EXERCISE BRIEF: Reproduce the records below line for line, without changing a single character.

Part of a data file
'''

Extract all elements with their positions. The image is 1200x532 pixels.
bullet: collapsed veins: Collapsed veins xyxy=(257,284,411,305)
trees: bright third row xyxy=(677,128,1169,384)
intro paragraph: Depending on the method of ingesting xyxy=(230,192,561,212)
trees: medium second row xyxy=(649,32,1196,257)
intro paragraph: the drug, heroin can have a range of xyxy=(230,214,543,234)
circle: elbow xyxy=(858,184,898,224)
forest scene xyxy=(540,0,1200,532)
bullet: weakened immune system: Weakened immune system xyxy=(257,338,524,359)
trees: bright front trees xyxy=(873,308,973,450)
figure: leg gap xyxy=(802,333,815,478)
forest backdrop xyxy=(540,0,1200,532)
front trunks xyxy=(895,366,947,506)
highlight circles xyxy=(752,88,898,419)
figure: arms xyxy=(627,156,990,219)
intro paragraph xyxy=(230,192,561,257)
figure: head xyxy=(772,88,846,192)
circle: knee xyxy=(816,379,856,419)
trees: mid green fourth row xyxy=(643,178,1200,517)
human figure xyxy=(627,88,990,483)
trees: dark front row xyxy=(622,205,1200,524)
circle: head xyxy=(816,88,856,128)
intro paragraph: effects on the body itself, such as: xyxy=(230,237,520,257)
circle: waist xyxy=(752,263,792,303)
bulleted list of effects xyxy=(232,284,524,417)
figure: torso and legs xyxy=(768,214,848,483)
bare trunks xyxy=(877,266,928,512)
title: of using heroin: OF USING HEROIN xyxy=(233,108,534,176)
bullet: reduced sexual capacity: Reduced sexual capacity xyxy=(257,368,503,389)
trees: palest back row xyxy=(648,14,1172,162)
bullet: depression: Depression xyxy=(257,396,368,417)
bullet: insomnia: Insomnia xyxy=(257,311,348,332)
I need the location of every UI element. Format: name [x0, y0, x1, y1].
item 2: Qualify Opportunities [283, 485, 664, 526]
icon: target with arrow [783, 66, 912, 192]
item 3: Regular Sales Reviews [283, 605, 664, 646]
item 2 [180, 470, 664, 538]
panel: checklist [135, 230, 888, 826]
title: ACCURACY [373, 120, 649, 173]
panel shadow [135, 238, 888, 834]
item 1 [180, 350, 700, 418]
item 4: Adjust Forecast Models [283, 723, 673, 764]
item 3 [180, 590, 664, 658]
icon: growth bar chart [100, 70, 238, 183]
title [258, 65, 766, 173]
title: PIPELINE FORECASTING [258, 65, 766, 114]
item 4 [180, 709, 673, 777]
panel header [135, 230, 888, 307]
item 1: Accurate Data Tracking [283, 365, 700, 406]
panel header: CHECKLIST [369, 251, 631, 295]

'''

RESPONSE TO THIS EXERCISE:
Extract all elements with their positions. The image is 1200x532 pixels.
bullet: collapsed veins: Collapsed veins xyxy=(257,284,411,305)
trees: bright third row xyxy=(677,128,1169,384)
intro paragraph: Depending on the method of ingesting xyxy=(230,192,561,212)
trees: medium second row xyxy=(649,32,1196,257)
intro paragraph: the drug, heroin can have a range of xyxy=(230,214,543,234)
circle: elbow xyxy=(858,184,898,224)
forest scene xyxy=(540,0,1200,532)
bullet: weakened immune system: Weakened immune system xyxy=(257,338,524,359)
trees: bright front trees xyxy=(873,308,973,450)
figure: leg gap xyxy=(802,333,815,478)
forest backdrop xyxy=(540,0,1200,532)
front trunks xyxy=(895,366,947,506)
highlight circles xyxy=(752,88,898,419)
figure: arms xyxy=(627,156,990,219)
intro paragraph xyxy=(230,192,561,257)
figure: head xyxy=(772,88,846,192)
circle: knee xyxy=(816,379,856,419)
trees: mid green fourth row xyxy=(643,178,1200,517)
human figure xyxy=(627,88,990,483)
trees: dark front row xyxy=(622,205,1200,524)
circle: head xyxy=(816,88,856,128)
intro paragraph: effects on the body itself, such as: xyxy=(230,237,520,257)
circle: waist xyxy=(752,263,792,303)
bulleted list of effects xyxy=(232,284,524,417)
figure: torso and legs xyxy=(768,214,848,483)
bare trunks xyxy=(877,266,928,512)
title: of using heroin: OF USING HEROIN xyxy=(233,108,534,176)
bullet: reduced sexual capacity: Reduced sexual capacity xyxy=(257,368,503,389)
trees: palest back row xyxy=(648,14,1172,162)
bullet: depression: Depression xyxy=(257,396,368,417)
bullet: insomnia: Insomnia xyxy=(257,311,348,332)
I need the location of every UI element. Format: name [x0, y0, x1, y1].
item 2: Qualify Opportunities [283, 485, 664, 526]
icon: target with arrow [783, 66, 912, 192]
item 3: Regular Sales Reviews [283, 605, 664, 646]
item 2 [180, 470, 664, 538]
panel: checklist [135, 230, 888, 826]
title: ACCURACY [373, 120, 649, 173]
panel shadow [135, 238, 888, 834]
item 1 [180, 350, 700, 418]
item 4: Adjust Forecast Models [283, 723, 673, 764]
item 3 [180, 590, 664, 658]
icon: growth bar chart [100, 70, 238, 183]
title [258, 65, 766, 173]
title: PIPELINE FORECASTING [258, 65, 766, 114]
item 4 [180, 709, 673, 777]
panel header [135, 230, 888, 307]
item 1: Accurate Data Tracking [283, 365, 700, 406]
panel header: CHECKLIST [369, 251, 631, 295]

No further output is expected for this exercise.